Repeat, exactly and only, the lines from the one containing "Convert this chart to structured JSON data." to the last line, inclusive; do not repeat the pictures.

Dataset excerpt:
━━━━━━━━
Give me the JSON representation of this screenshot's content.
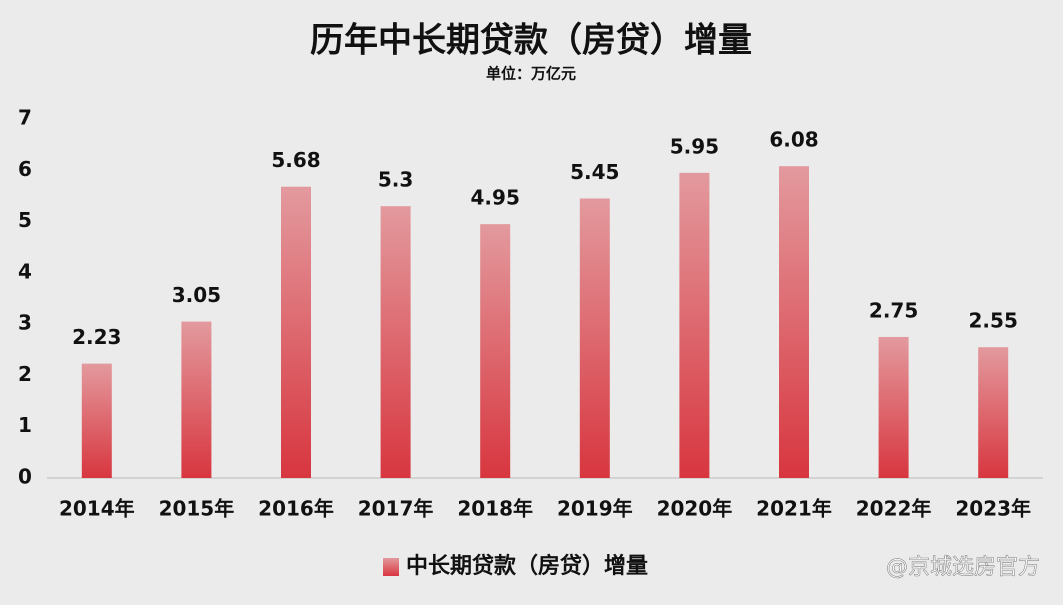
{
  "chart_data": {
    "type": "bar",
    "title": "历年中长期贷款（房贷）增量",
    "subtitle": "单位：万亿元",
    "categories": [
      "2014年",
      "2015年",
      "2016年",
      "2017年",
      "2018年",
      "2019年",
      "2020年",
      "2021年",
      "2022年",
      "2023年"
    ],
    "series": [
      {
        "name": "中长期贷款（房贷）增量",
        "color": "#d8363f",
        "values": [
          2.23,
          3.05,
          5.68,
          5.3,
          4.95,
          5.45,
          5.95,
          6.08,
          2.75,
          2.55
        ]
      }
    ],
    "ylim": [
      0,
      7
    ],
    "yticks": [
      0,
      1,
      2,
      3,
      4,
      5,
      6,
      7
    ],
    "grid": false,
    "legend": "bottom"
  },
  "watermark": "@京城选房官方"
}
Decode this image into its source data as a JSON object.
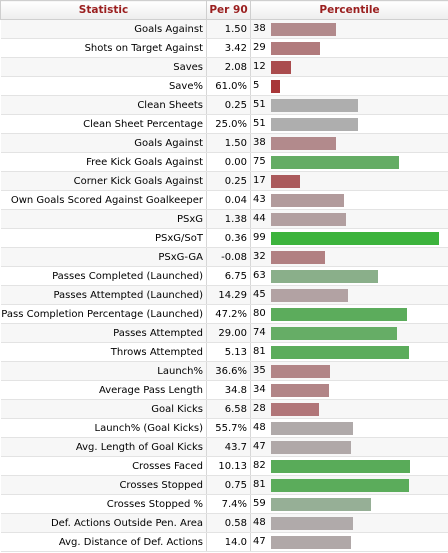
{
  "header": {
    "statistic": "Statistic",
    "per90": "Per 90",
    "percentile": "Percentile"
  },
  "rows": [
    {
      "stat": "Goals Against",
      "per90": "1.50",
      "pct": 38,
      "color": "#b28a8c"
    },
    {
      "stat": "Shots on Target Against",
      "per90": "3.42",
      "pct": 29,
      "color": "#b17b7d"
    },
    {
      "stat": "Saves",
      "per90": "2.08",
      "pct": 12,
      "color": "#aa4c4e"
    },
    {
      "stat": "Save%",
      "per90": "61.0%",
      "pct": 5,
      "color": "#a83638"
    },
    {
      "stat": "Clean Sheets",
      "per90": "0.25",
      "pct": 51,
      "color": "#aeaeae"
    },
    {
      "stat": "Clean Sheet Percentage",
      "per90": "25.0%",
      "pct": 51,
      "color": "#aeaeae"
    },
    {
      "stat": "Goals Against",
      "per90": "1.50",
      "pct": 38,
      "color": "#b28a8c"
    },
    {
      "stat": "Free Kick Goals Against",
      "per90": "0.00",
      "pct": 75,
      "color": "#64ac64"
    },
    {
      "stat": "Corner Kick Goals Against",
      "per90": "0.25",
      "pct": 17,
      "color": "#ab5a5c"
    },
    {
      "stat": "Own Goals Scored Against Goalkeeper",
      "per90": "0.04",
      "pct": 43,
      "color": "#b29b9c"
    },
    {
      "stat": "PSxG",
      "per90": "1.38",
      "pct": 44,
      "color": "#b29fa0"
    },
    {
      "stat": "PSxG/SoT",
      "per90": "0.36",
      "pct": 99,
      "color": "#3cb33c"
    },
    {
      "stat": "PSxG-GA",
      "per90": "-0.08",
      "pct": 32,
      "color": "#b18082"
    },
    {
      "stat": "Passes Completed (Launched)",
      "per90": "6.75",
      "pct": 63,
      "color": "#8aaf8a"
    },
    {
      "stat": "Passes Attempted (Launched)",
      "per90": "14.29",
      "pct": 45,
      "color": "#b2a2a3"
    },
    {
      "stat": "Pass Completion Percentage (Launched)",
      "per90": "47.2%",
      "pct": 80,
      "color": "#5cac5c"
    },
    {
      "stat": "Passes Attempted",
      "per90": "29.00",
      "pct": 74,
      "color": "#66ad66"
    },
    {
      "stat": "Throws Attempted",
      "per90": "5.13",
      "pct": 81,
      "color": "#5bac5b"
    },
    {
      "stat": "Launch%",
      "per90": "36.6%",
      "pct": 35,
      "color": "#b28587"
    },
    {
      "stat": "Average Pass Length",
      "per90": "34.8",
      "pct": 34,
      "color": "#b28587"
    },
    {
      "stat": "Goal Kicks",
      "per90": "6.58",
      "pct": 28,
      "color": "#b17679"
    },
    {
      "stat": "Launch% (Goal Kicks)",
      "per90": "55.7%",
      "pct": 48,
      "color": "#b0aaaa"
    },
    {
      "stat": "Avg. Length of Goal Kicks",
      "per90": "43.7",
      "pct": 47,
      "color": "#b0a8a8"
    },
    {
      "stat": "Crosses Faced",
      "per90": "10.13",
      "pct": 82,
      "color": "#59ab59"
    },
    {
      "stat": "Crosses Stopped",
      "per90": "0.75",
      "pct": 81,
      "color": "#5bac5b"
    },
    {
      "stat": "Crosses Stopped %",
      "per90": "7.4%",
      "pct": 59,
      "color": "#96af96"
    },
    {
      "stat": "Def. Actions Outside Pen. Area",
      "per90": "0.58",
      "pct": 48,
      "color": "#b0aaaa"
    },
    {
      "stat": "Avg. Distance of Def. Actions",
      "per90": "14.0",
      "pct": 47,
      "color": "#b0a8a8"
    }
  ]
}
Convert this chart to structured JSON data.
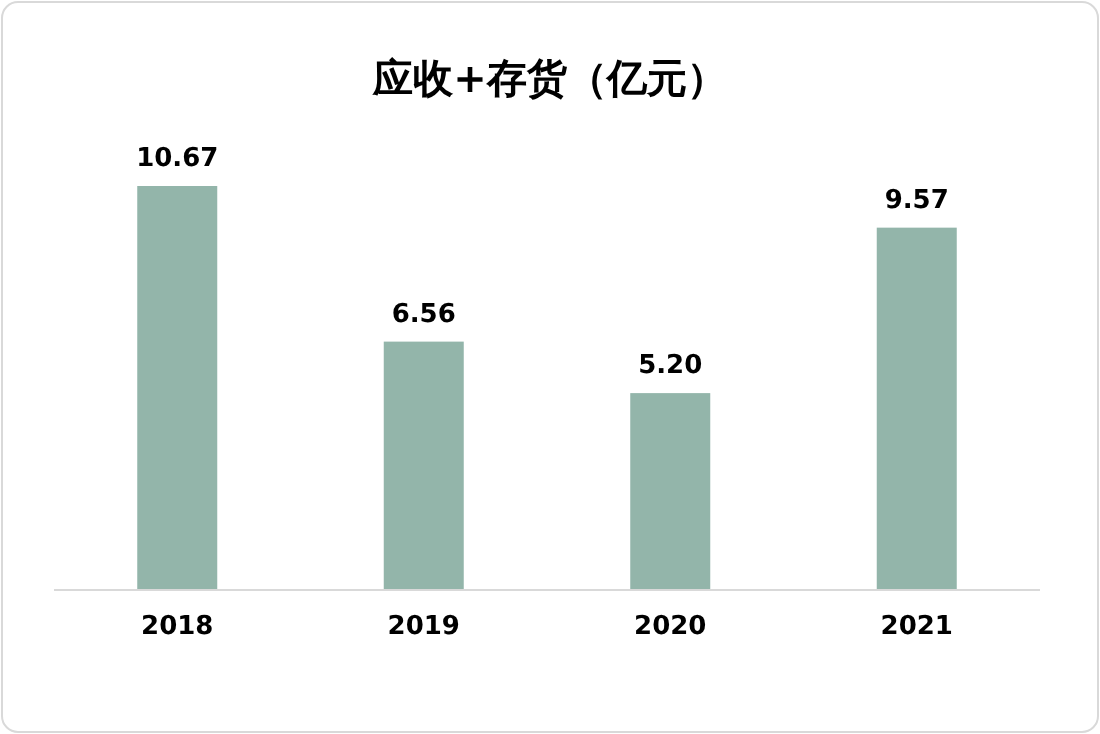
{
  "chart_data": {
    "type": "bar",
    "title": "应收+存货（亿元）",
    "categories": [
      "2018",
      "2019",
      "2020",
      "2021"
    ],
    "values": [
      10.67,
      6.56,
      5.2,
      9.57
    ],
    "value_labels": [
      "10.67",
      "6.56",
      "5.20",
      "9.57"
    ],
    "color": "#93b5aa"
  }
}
━━━━━━━━
Result:
Convert this chart to structured JSON data.
{
  "chart_data": {
    "type": "bar",
    "title": "应收+存货（亿元）",
    "categories": [
      "2018",
      "2019",
      "2020",
      "2021"
    ],
    "values": [
      10.67,
      6.56,
      5.2,
      9.57
    ],
    "value_labels": [
      "10.67",
      "6.56",
      "5.20",
      "9.57"
    ],
    "color": "#93b5aa"
  }
}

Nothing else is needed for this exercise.